**Required task**. Output the entries word for word. Omit images.

**Data extract**.
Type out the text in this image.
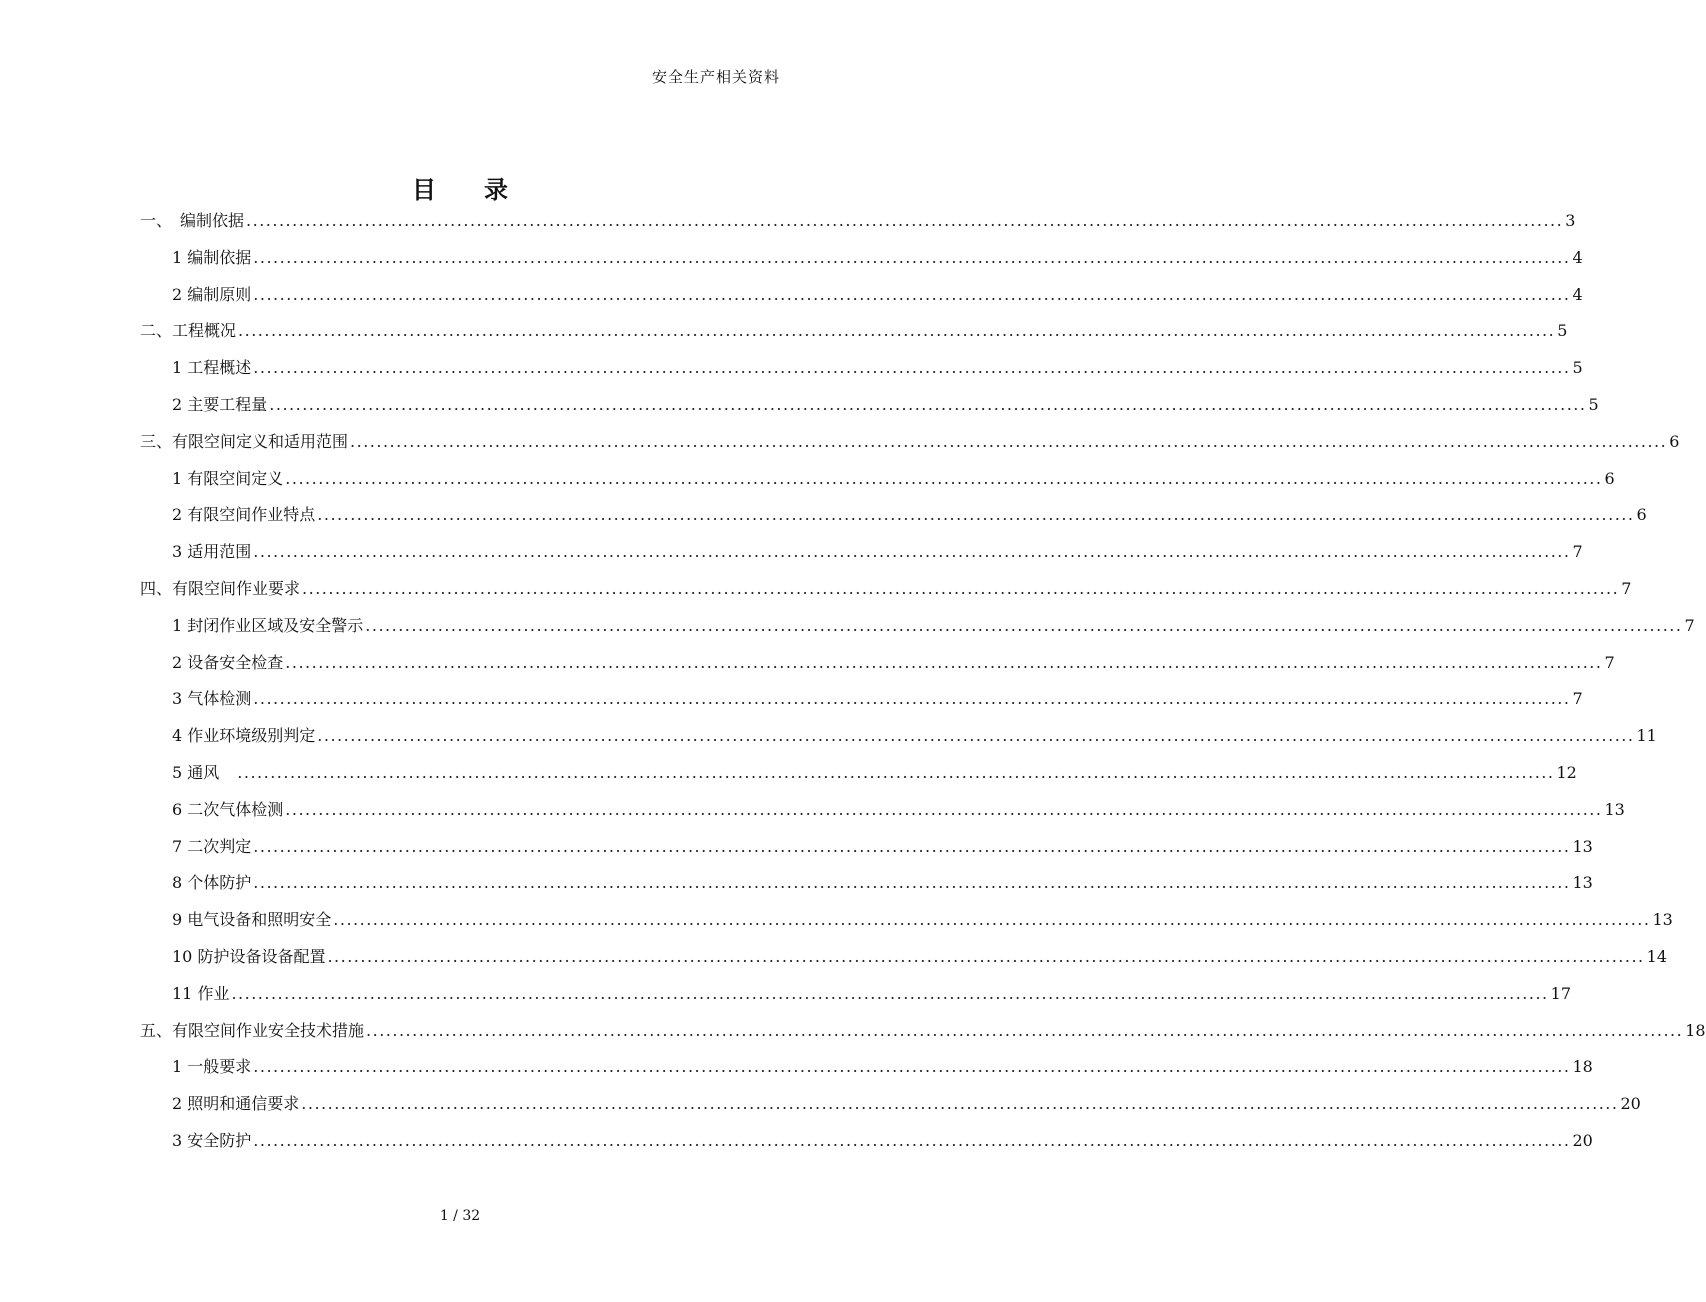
安全生产相关资料
目录
一、　编制依据 ........................................................................................................................................................................................................ 3
1 编制依据 ........................................................................................................................................................................................................ 4
2 编制原则 ........................................................................................................................................................................................................ 4
二、工程概况 ........................................................................................................................................................................................................ 5
1 工程概述 ........................................................................................................................................................................................................ 5
2 主要工程量 ........................................................................................................................................................................................................ 5
三、有限空间定义和适用范围 ........................................................................................................................................................................................................ 6
1 有限空间定义 ........................................................................................................................................................................................................ 6
2 有限空间作业特点 ........................................................................................................................................................................................................ 6
3 适用范围 ........................................................................................................................................................................................................ 7
四、有限空间作业要求 ........................................................................................................................................................................................................ 7
1 封闭作业区域及安全警示 ........................................................................................................................................................................................................ 7
2 设备安全检查 ........................................................................................................................................................................................................ 7
3 气体检测 ........................................................................................................................................................................................................ 7
4 作业环境级别判定 ........................................................................................................................................................................................................ 11
5 通风　 ........................................................................................................................................................................................................ 12
6 二次气体检测 ........................................................................................................................................................................................................ 13
7 二次判定 ........................................................................................................................................................................................................ 13
8 个体防护 ........................................................................................................................................................................................................ 13
9 电气设备和照明安全 ........................................................................................................................................................................................................ 13
10 防护设备设备配置 ........................................................................................................................................................................................................ 14
11 作业 ........................................................................................................................................................................................................ 17
五、有限空间作业安全技术措施 ........................................................................................................................................................................................................ 18
1 一般要求 ........................................................................................................................................................................................................ 18
2 照明和通信要求 ........................................................................................................................................................................................................ 20
3 安全防护 ........................................................................................................................................................................................................ 20
1 / 32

**Answer for the task**.
Type out the text in this image.
安全生产相关资料
目录
一、　编制依据 ........................................................................................................................................................................................................ 3
1 编制依据 ........................................................................................................................................................................................................ 4
2 编制原则 ........................................................................................................................................................................................................ 4
二、工程概况 ........................................................................................................................................................................................................ 5
1 工程概述 ........................................................................................................................................................................................................ 5
2 主要工程量 ........................................................................................................................................................................................................ 5
三、有限空间定义和适用范围 ........................................................................................................................................................................................................ 6
1 有限空间定义 ........................................................................................................................................................................................................ 6
2 有限空间作业特点 ........................................................................................................................................................................................................ 6
3 适用范围 ........................................................................................................................................................................................................ 7
四、有限空间作业要求 ........................................................................................................................................................................................................ 7
1 封闭作业区域及安全警示 ........................................................................................................................................................................................................ 7
2 设备安全检查 ........................................................................................................................................................................................................ 7
3 气体检测 ........................................................................................................................................................................................................ 7
4 作业环境级别判定 ........................................................................................................................................................................................................ 11
5 通风　 ........................................................................................................................................................................................................ 12
6 二次气体检测 ........................................................................................................................................................................................................ 13
7 二次判定 ........................................................................................................................................................................................................ 13
8 个体防护 ........................................................................................................................................................................................................ 13
9 电气设备和照明安全 ........................................................................................................................................................................................................ 13
10 防护设备设备配置 ........................................................................................................................................................................................................ 14
11 作业 ........................................................................................................................................................................................................ 17
五、有限空间作业安全技术措施 ........................................................................................................................................................................................................ 18
1 一般要求 ........................................................................................................................................................................................................ 18
2 照明和通信要求 ........................................................................................................................................................................................................ 20
3 安全防护 ........................................................................................................................................................................................................ 20
1 / 32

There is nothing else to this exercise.